• [Extracted data entries]:

────

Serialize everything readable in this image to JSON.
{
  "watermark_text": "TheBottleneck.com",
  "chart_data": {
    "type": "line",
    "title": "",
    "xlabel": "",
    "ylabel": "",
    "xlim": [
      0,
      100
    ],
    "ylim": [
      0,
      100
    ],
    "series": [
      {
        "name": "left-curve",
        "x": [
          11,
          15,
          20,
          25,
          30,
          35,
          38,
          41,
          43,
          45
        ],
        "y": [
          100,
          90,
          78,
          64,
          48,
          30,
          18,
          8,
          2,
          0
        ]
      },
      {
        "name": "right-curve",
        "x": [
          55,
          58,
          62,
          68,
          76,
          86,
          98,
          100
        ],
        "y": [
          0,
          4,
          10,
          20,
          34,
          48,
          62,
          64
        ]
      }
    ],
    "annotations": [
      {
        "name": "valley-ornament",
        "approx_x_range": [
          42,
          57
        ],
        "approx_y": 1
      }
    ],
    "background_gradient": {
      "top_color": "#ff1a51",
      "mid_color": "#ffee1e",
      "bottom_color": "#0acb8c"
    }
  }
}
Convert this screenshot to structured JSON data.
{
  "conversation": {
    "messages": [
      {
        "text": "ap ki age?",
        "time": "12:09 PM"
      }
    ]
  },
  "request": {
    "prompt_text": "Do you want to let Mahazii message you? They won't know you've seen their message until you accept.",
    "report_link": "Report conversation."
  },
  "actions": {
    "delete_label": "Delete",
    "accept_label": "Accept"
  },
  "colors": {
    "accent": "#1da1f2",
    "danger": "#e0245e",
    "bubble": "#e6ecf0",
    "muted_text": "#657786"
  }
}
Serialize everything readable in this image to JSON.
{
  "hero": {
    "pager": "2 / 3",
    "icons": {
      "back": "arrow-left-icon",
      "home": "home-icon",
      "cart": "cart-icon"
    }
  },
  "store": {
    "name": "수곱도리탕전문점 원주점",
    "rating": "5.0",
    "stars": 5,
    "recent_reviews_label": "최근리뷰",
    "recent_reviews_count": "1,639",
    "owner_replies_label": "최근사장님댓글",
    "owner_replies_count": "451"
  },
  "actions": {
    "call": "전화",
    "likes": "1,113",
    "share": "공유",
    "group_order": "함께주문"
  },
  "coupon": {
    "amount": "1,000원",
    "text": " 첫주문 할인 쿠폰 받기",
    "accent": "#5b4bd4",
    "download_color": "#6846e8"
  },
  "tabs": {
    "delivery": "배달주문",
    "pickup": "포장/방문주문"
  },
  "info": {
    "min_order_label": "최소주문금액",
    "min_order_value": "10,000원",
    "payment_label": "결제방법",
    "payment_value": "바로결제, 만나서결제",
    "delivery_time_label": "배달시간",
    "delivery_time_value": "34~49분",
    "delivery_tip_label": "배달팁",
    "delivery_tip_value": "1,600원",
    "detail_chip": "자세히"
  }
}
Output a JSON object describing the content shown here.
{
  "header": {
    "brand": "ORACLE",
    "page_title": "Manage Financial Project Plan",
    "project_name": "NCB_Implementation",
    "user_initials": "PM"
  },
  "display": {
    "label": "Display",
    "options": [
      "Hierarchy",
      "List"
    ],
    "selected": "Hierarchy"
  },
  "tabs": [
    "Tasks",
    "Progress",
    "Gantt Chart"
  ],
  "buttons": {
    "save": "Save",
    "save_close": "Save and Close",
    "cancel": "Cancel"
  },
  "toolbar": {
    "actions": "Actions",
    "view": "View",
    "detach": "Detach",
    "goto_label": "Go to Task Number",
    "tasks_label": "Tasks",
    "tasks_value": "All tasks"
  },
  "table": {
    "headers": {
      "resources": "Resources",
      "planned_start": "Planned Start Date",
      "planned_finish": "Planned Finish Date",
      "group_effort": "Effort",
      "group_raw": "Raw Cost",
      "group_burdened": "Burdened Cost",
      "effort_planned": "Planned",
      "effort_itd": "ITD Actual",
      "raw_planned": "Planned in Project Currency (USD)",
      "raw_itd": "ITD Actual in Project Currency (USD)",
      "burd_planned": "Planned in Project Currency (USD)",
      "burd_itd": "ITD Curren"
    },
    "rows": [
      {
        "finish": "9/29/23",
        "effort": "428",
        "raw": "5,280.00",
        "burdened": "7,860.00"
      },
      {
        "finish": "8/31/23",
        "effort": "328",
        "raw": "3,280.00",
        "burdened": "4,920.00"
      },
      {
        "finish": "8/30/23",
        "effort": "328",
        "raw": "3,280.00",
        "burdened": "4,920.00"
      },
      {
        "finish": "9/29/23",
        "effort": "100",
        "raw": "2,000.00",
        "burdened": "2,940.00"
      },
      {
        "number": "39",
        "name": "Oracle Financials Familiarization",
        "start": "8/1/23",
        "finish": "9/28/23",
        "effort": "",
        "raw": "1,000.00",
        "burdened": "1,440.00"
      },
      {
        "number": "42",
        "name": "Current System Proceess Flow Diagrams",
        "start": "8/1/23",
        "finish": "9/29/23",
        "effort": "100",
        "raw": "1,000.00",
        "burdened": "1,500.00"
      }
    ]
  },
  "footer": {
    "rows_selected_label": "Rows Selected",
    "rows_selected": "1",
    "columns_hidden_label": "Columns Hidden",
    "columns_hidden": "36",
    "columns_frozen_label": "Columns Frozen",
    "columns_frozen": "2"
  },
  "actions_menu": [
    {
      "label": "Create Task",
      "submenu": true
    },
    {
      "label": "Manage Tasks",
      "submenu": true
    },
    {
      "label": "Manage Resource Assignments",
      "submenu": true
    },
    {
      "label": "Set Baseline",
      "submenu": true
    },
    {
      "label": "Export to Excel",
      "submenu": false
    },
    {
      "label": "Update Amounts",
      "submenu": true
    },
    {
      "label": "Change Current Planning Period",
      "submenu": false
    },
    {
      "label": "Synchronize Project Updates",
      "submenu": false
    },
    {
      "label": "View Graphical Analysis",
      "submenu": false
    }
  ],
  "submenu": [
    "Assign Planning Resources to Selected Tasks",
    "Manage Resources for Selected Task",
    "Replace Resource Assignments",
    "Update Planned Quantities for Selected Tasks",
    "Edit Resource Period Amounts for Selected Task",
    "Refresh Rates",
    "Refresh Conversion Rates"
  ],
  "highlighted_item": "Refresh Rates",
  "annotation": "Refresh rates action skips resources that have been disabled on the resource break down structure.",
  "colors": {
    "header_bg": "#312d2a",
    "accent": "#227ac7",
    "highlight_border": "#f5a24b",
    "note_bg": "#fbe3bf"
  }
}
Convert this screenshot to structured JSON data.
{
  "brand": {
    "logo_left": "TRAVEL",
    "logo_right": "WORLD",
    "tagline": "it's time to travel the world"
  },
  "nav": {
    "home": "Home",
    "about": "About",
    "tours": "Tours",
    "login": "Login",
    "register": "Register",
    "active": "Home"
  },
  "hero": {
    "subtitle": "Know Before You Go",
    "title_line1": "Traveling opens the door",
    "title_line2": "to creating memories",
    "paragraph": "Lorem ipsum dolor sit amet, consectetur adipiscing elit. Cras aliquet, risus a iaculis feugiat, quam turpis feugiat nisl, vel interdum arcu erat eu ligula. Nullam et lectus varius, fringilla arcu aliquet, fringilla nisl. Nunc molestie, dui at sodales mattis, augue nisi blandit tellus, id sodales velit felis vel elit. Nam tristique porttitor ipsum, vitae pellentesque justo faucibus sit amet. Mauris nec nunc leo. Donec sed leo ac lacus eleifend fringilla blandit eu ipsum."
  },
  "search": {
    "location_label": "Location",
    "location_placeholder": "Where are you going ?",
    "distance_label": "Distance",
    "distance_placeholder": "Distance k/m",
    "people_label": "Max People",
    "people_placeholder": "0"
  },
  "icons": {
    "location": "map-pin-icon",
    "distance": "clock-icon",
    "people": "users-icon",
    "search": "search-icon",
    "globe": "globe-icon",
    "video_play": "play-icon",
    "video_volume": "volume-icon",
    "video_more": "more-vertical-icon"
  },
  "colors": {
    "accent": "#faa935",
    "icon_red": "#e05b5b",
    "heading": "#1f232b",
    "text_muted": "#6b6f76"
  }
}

────

Collect each line above holding the string "Cost".

      "group_raw": "Raw Cost",
      "group_burdened": "Burdened Cost",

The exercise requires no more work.